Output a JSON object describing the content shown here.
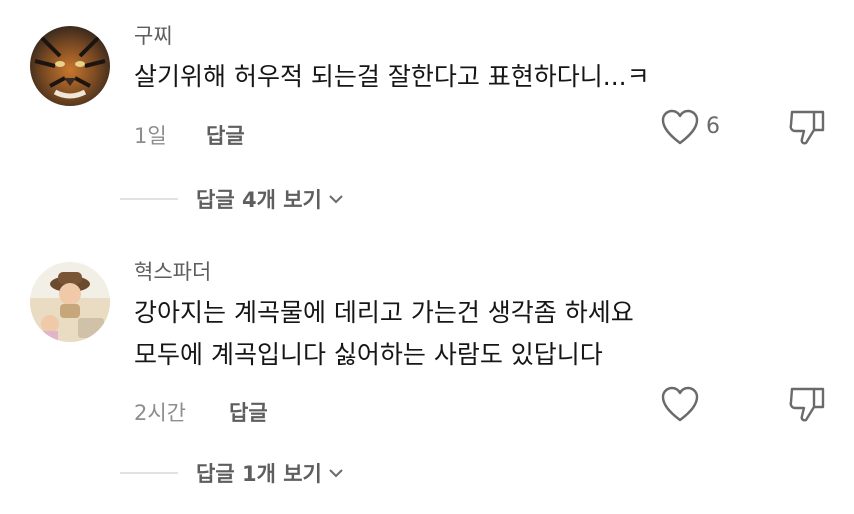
{
  "comments": [
    {
      "username": "구찌",
      "lines": [
        "살기위해 허우적 되는걸 잘한다고 표현하다니...ㅋ"
      ],
      "time": "1일",
      "reply_label": "답글",
      "like_count": "6",
      "view_replies": "답글 4개 보기",
      "avatar_icon": "tiger-avatar"
    },
    {
      "username": "혁스파더",
      "lines": [
        "강아지는 계곡물에 데리고 가는건 생각좀 하세요",
        "모두에 계곡입니다 싫어하는 사람도 있답니다"
      ],
      "time": "2시간",
      "reply_label": "답글",
      "like_count": "",
      "view_replies": "답글 1개 보기",
      "avatar_icon": "child-photo-avatar"
    }
  ],
  "icons": {
    "like": "heart-outline-icon",
    "dislike": "thumbs-down-outline-icon",
    "expand": "chevron-down-icon"
  }
}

[Short task]: Give back each entry exactly as it appears, with no pictures.

[Solution below]:
Output a JSON object describing the content shown here.
{
  "comments": [
    {
      "username": "구찌",
      "lines": [
        "살기위해 허우적 되는걸 잘한다고 표현하다니...ㅋ"
      ],
      "time": "1일",
      "reply_label": "답글",
      "like_count": "6",
      "view_replies": "답글 4개 보기",
      "avatar_icon": "tiger-avatar"
    },
    {
      "username": "혁스파더",
      "lines": [
        "강아지는 계곡물에 데리고 가는건 생각좀 하세요",
        "모두에 계곡입니다 싫어하는 사람도 있답니다"
      ],
      "time": "2시간",
      "reply_label": "답글",
      "like_count": "",
      "view_replies": "답글 1개 보기",
      "avatar_icon": "child-photo-avatar"
    }
  ],
  "icons": {
    "like": "heart-outline-icon",
    "dislike": "thumbs-down-outline-icon",
    "expand": "chevron-down-icon"
  }
}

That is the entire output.